• [Source document]:

- Born: September 10, 1939 Cattolica Eraclea, Sicily, Kingdom of Italy
- Disappeared: May 20, 2010 (aged 70) Saint-Leonard, Quebec, Canada
- Status: Missing for 16 years, 3 months and 23 days; declared dead on September 2, 2018 (aged 78)
- Citizenship: Canadian
- Occupations: Mobster, consigliere
- Spouse: Maria Rizzuto ​(m. 1964)​
- Relatives: Nicolo Rizzuto (father-in-law) Vito Rizzuto (brother-in-law)
- Allegiance: Rizzuto crime family
- Convictions: Conspiracy to commit arson (1972) Possession of proceeds of a crime (2008)
- Criminal penalty: Four years' imprisonment; served two years and nine months Served two years' imprisonment

= Paolo Renda =

Italian-Canadian mobster

Paolo Renda (/it/; September 10, 1939 – disappeared May 20, 2010, later declared dead September 2, 2018) was a Sicilian-Canadian mobster who served as consigliere of the Rizzuto crime family based in Montreal, Quebec, Canada, who has not been seen since May 2010.

==Biography==
Renda was born on September 10, 1939, in Cattolica Eraclea, Sicily. He came from an important Mafia clan as his father, Calogero Renda, was married to Domenica Manno, the daughter of a locally powerful Mafia boss. Calogero Renda was a cousin to Vito Rizzuto Sr., the father of Nicolo Rizzuto, who was murdered in the United States in 1933. The elder Renda had moved with the elder Rizzuto to New York in 1924, but then went to Argentina and returned to Italy in 1936 where he married Domenica. Paolo immigrated to Canada in 1954 and married Vito Rizzuto's sister Maria on September 5, 1964. The same year, he became a Canadian citizen. In 1972, Renda was sentenced to four years for conspiring to commit arson of his hair salon in Boucherville in 1968 with the intention of defrauding insurers; he served two years and nine months of the sentence.

Shortly after the murder of Paolo Violi in 1978, an arrest warrant was issued for Renda, who subsequently fled to Venezuela but returned to Montreal when the warrant was dismissed. The police believed that Renda's father, Calogero, had planned Violi's murder. He then became a consigliere for the Rizzuto family. In the 1980s, Renda ran the illegal gambling houses in Montreal for the Rizzuto family. Renda lived on the "Mafia Village" district on Gouin Boulevard with his house located between the houses owned by Nicolo Rizzuto on one side and his son Vito Rizzuto on the other. A Montreal police reported noted: "It is interesting to note that these properties on Antoine-Berthelet Avenue are part of a real estate development created and managed by Paolo Renda and that the majority of the lots and homes have been sold to persons suspected of criminal activity". When Gaetano Panepinto, the Rizzuto family's Ontario agent, was murdered in October 2000, Renda along with Vito, Rocco Sollecito and Francesco Arcadi were part of the delegation that attended his funeral on October 10, 2000 in Toronto. During the funeral service, the Rizzuto delegation were observed speaking with the leaders of several Ontario outlaw biker gangs who also attended the funeral. Renda was a regular of the Consenza Social Club where he usually spoke with Vito and Francesco Arcadi. He was the owner of a construction company, Renda Construction, and the co-owner of a funeral home, the Loreto. Along with Vito, Renda was also a major shareholder in BT Céramique, a firm which laid the tiles for the federal ministry of justice in Ottawa with the American embassy and the Casino de Montreal. The firm of BT Céramique was later found to have engaged in tax fraud in a hostile audit by the Canada Revenue Agency with the firm not paying hundreds of thousands in sales taxes due to the federal government.

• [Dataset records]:
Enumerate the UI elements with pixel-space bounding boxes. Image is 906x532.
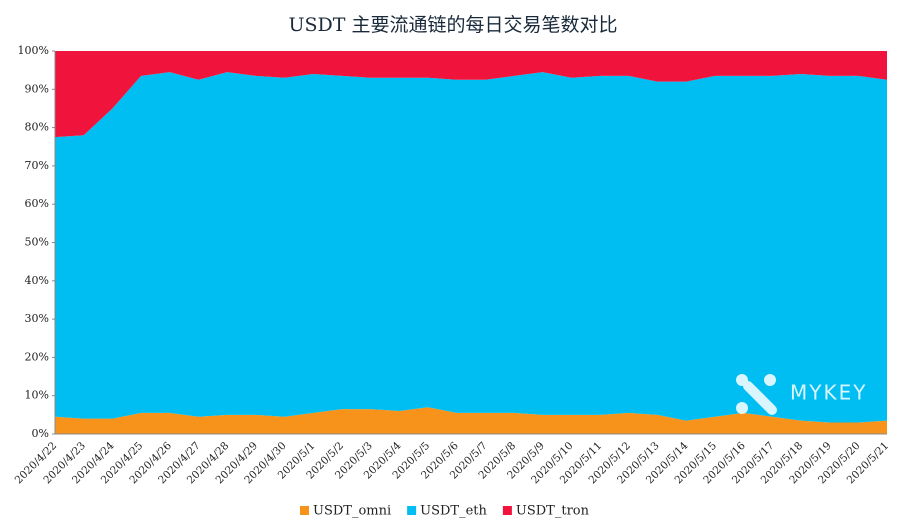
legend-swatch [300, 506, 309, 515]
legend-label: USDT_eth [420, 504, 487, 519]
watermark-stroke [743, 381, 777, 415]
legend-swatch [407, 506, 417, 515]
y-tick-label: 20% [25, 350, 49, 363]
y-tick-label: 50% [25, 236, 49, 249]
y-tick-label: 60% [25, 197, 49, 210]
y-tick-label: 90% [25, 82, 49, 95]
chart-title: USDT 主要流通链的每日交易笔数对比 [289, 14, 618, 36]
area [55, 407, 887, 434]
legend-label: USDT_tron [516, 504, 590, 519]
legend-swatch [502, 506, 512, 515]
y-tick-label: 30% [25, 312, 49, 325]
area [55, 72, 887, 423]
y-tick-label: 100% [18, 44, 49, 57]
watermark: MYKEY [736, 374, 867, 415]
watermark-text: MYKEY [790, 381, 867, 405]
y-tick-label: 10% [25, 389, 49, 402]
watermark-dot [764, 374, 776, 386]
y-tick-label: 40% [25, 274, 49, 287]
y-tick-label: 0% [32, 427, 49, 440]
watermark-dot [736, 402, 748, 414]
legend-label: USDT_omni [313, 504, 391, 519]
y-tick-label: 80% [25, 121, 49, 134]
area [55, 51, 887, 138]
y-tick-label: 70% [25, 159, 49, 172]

• [What you have to do]: According to the Paolo Renda biography, in what year did Renda immigrate to Canada?

• [Finished answer]: 1954